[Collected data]
○ ○ ○ ○ ○ ○ ○
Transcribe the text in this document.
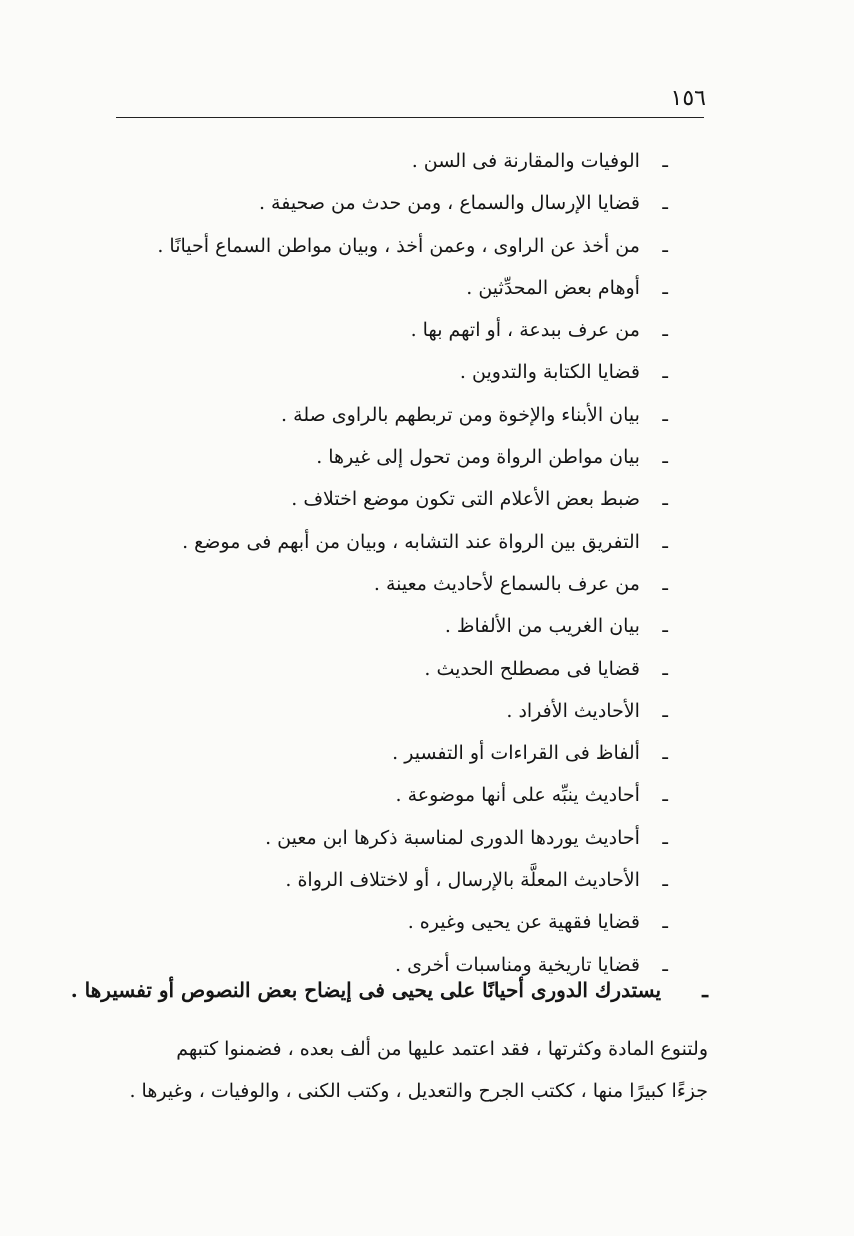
١٥٦
ـ الوفيات والمقارنة فى السن .
ـ قضايا الإرسال والسماع ، ومن حدث من صحيفة .
ـ من أخذ عن الراوى ، وعمن أخذ ، وبيان مواطن السماع أحيانًا .
ـ أوهام بعض المحدِّثين .
ـ من عرف ببدعة ، أو اتهم بها .
ـ قضايا الكتابة والتدوين .
ـ بيان الأبناء والإخوة ومن تربطهم بالراوى صلة .
ـ بيان مواطن الرواة ومن تحول إلى غيرها .
ـ ضبط بعض الأعلام التى تكون موضع اختلاف .
ـ التفريق بين الرواة عند التشابه ، وبيان من أبهم فى موضع .
ـ من عرف بالسماع لأحاديث معينة .
ـ بيان الغريب من الألفاظ .
ـ قضايا فى مصطلح الحديث .
ـ الأحاديث الأفراد .
ـ ألفاظ فى القراءات أو التفسير .
ـ أحاديث ينبِّه على أنها موضوعة .
ـ أحاديث يوردها الدورى لمناسبة ذكرها ابن معين .
ـ الأحاديث المعلَّة بالإرسال ، أو لاختلاف الرواة .
ـ قضايا فقهية عن يحيى وغيره .
ـ قضايا تاريخية ومناسبات أخرى .
ـ يستدرك الدورى أحيانًا على يحيى فى إيضاح بعض النصوص أو تفسيرها .
ولتنوع المادة وكثرتها ، فقد اعتمد عليها من ألف بعده ، فضمنوا كتبهم
جزءًا كبيرًا منها ، ككتب الجرح والتعديل ، وكتب الكنى ، والوفيات ، وغيرها .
○ ○ ○ ○ ○ ○ ○
→ **Directive**: Make an exact copy of all entries above, dropping the images.

→ **Written response**:
Transcribe the text in this document.
١٥٦
ـ الوفيات والمقارنة فى السن .
ـ قضايا الإرسال والسماع ، ومن حدث من صحيفة .
ـ من أخذ عن الراوى ، وعمن أخذ ، وبيان مواطن السماع أحيانًا .
ـ أوهام بعض المحدِّثين .
ـ من عرف ببدعة ، أو اتهم بها .
ـ قضايا الكتابة والتدوين .
ـ بيان الأبناء والإخوة ومن تربطهم بالراوى صلة .
ـ بيان مواطن الرواة ومن تحول إلى غيرها .
ـ ضبط بعض الأعلام التى تكون موضع اختلاف .
ـ التفريق بين الرواة عند التشابه ، وبيان من أبهم فى موضع .
ـ من عرف بالسماع لأحاديث معينة .
ـ بيان الغريب من الألفاظ .
ـ قضايا فى مصطلح الحديث .
ـ الأحاديث الأفراد .
ـ ألفاظ فى القراءات أو التفسير .
ـ أحاديث ينبِّه على أنها موضوعة .
ـ أحاديث يوردها الدورى لمناسبة ذكرها ابن معين .
ـ الأحاديث المعلَّة بالإرسال ، أو لاختلاف الرواة .
ـ قضايا فقهية عن يحيى وغيره .
ـ قضايا تاريخية ومناسبات أخرى .
ـ يستدرك الدورى أحيانًا على يحيى فى إيضاح بعض النصوص أو تفسيرها .
ولتنوع المادة وكثرتها ، فقد اعتمد عليها من ألف بعده ، فضمنوا كتبهم
جزءًا كبيرًا منها ، ككتب الجرح والتعديل ، وكتب الكنى ، والوفيات ، وغيرها .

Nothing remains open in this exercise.